**Given records**
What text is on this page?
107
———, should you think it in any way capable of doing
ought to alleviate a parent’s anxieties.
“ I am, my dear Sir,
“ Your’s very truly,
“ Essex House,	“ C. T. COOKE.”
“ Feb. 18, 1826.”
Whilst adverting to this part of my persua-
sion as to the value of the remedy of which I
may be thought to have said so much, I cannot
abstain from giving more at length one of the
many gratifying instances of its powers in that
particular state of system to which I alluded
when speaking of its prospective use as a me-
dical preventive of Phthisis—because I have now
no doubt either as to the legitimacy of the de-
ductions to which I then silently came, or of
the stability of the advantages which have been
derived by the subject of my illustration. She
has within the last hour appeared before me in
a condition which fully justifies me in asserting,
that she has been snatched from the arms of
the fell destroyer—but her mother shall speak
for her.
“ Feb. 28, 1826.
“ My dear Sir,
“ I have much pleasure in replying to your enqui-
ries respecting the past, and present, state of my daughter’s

**Stated problem**
Identify all lines where the word "been" shows up. Copy them.

**Exercise answer**
the stability of the advantages which have been
that she has been snatched from the arms of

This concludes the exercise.